● **Do this**: State how many lines of the entries hold the string "Требования", and output nothing but that count.

---- Entries provided

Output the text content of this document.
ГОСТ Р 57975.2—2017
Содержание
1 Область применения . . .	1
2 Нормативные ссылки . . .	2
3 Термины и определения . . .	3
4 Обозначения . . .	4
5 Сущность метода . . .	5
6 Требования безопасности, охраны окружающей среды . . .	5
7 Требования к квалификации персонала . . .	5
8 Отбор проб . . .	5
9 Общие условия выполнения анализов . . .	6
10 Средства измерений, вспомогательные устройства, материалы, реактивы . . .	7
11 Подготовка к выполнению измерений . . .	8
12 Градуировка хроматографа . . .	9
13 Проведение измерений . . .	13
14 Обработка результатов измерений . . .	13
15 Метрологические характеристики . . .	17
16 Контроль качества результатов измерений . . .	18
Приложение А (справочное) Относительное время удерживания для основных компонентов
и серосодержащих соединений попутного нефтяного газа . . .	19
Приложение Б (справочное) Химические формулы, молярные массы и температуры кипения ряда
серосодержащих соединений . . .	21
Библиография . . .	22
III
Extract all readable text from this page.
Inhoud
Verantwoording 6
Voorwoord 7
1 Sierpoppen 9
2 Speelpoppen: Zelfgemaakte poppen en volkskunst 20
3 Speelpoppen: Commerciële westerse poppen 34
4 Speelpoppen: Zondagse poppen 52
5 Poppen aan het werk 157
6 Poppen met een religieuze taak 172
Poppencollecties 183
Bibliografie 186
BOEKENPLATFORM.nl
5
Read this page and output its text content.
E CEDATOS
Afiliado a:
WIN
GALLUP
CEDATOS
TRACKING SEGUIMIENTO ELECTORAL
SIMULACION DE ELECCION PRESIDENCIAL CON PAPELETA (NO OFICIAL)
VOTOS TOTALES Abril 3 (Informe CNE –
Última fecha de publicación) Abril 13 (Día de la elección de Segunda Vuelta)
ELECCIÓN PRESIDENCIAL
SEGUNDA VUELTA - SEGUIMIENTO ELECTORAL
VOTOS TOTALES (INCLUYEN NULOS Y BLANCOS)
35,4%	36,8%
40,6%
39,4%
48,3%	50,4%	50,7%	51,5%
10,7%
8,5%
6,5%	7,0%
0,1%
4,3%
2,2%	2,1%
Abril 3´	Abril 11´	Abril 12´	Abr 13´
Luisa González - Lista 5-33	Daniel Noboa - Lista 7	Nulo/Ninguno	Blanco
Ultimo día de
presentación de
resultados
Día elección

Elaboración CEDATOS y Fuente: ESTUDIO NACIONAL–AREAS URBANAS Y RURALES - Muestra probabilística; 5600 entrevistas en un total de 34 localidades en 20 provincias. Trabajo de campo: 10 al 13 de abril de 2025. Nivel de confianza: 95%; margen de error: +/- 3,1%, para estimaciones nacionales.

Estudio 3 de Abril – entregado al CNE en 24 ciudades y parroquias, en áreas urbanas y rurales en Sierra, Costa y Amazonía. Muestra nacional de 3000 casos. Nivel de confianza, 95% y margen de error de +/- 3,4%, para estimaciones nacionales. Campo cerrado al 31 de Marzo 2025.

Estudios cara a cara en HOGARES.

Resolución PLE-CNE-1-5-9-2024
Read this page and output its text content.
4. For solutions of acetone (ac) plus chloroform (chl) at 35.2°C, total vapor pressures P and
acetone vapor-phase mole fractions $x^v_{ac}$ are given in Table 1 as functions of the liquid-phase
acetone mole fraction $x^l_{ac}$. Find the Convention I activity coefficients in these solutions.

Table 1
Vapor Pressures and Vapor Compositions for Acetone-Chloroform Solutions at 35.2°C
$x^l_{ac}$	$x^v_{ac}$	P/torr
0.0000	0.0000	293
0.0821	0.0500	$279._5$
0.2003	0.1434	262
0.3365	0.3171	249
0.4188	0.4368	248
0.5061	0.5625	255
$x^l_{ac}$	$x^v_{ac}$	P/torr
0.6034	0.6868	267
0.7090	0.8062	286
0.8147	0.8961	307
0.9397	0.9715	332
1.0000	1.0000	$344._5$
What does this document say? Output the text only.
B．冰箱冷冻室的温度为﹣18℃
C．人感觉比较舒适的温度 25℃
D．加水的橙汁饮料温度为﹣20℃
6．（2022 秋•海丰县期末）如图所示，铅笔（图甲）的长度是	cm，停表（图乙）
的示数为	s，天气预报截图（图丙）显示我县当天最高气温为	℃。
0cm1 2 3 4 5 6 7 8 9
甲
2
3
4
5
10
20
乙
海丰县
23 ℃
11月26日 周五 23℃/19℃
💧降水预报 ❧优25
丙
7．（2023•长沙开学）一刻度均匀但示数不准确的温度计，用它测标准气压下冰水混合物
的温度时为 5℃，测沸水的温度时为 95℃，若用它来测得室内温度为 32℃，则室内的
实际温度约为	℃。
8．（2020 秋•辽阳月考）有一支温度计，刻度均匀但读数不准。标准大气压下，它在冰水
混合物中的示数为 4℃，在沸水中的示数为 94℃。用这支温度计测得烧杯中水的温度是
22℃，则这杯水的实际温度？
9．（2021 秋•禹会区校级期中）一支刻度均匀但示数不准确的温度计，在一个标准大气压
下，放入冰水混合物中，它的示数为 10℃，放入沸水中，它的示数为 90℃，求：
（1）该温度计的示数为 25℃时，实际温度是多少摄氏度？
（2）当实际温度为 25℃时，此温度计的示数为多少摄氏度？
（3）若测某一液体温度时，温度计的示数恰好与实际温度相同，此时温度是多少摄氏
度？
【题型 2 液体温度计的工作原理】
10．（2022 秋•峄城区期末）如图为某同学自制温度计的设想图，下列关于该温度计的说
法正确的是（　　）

--------

● **Written response**: 2